Exercise aim: Find and return each line containing "ferramentas".

========

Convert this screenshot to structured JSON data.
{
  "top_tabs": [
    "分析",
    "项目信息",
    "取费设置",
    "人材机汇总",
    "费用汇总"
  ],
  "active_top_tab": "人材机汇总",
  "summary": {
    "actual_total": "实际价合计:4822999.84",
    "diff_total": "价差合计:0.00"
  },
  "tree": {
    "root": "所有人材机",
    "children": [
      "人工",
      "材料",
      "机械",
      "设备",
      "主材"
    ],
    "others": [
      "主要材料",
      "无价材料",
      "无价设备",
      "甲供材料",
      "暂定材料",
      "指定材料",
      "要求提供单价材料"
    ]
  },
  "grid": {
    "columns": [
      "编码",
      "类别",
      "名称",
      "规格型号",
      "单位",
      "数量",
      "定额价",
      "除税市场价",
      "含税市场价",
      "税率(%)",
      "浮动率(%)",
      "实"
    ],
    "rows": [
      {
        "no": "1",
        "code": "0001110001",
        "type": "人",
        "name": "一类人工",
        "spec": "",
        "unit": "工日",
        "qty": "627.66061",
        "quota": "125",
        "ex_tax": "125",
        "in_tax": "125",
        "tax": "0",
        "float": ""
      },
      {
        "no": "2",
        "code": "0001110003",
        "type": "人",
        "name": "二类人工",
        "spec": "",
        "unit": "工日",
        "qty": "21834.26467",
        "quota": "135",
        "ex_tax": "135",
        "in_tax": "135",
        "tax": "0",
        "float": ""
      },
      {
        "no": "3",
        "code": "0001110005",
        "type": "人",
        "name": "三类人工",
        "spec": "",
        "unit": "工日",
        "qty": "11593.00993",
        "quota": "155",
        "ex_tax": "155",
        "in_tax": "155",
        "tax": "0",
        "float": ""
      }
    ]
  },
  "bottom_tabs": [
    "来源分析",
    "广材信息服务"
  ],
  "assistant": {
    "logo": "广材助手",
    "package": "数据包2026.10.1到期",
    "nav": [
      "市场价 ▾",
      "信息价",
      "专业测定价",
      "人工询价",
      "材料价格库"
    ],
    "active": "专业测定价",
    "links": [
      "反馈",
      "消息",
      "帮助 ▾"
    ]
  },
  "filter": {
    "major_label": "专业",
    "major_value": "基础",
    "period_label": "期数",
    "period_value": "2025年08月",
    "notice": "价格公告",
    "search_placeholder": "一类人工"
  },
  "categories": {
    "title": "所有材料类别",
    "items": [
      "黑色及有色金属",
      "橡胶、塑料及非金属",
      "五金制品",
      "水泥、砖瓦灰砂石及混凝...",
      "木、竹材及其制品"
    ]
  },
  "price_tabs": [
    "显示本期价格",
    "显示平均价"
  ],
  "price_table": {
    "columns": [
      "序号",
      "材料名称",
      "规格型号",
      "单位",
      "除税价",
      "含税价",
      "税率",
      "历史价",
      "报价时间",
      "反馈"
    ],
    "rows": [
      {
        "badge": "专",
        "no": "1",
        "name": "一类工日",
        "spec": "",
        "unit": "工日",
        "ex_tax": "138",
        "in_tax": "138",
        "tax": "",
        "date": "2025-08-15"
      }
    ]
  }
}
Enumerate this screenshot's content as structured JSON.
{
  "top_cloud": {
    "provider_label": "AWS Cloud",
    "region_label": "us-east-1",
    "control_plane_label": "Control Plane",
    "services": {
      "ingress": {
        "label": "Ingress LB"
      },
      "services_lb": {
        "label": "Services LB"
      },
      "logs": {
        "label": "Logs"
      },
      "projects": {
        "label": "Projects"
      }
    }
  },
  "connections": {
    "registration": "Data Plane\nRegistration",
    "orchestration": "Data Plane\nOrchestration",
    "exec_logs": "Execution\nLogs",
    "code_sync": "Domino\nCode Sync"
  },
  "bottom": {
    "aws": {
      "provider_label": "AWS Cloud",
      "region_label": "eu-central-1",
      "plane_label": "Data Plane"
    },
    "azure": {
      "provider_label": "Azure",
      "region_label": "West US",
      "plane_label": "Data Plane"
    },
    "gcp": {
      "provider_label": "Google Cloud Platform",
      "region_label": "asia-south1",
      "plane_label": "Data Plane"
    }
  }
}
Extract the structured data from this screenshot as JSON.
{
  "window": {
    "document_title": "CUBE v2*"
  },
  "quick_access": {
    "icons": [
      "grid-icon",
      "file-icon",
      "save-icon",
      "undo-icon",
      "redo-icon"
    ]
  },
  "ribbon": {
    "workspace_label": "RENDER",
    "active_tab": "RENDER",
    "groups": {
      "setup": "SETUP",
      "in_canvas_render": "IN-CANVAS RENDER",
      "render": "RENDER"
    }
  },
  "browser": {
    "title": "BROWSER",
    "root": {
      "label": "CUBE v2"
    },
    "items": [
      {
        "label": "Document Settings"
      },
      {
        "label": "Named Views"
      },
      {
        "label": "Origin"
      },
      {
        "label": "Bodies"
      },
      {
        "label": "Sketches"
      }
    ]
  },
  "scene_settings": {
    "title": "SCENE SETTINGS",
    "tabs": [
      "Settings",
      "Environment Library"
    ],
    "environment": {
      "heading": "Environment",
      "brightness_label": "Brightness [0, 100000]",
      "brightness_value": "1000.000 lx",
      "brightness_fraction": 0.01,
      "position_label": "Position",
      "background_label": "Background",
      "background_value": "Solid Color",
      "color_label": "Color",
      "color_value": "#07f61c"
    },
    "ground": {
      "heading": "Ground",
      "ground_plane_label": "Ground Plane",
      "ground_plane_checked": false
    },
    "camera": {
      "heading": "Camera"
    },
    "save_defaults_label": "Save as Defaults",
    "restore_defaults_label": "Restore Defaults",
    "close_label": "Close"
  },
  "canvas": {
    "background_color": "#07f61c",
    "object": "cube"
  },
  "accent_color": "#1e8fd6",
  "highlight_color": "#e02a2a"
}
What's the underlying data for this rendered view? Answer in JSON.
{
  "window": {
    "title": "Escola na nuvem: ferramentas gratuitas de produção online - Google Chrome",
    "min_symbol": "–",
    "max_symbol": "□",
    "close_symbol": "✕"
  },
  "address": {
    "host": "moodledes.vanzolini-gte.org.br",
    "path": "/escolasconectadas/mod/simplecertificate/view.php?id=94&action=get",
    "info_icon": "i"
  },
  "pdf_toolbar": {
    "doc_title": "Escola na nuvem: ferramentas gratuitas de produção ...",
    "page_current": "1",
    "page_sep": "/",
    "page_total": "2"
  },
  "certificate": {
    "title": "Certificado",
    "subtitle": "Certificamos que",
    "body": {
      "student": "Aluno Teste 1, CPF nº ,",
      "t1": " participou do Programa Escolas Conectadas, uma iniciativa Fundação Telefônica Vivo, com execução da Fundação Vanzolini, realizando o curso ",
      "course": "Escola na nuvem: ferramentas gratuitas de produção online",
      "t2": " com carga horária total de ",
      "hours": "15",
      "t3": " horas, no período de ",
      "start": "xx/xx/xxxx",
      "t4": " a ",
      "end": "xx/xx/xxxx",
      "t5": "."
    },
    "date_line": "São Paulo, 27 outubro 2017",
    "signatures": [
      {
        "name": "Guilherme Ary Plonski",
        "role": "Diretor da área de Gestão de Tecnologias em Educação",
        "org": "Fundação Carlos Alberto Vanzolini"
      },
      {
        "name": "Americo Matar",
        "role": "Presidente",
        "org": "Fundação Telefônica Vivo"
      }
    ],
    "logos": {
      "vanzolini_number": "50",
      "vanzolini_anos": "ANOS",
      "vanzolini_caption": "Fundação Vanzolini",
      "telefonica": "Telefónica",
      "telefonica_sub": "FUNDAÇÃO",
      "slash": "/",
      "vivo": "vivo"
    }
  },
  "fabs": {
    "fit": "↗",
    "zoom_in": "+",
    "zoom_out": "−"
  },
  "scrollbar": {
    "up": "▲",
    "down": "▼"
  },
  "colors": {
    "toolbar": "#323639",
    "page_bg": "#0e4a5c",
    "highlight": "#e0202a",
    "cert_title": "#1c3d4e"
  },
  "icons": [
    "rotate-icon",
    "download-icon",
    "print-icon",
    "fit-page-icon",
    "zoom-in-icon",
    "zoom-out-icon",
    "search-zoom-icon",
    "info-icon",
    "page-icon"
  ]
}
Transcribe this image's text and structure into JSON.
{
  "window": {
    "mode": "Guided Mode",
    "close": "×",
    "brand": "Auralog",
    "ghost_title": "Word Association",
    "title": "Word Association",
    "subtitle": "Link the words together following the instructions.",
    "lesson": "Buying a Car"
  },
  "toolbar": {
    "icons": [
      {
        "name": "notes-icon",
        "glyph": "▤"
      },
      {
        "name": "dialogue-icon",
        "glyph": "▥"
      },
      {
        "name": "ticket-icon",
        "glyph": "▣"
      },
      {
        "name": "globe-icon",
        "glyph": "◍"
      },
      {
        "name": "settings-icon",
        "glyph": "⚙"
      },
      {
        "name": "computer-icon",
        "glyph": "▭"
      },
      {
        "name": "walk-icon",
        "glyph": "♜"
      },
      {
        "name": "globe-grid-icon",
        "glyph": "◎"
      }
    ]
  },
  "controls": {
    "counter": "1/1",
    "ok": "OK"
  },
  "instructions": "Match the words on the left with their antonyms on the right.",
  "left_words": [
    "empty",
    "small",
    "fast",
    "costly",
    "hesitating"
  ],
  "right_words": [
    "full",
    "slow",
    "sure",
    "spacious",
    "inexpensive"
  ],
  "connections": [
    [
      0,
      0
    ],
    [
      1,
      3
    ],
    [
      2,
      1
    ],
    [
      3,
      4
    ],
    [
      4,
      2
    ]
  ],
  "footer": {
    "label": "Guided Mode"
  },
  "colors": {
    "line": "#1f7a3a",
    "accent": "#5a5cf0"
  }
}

========

Full response:
    "title": "Escola na nuvem: ferramentas gratuitas de produção online - Google Chrome",
    "doc_title": "Escola na nuvem: ferramentas gratuitas de produção ...",
      "course": "Escola na nuvem: ferramentas gratuitas de produção online",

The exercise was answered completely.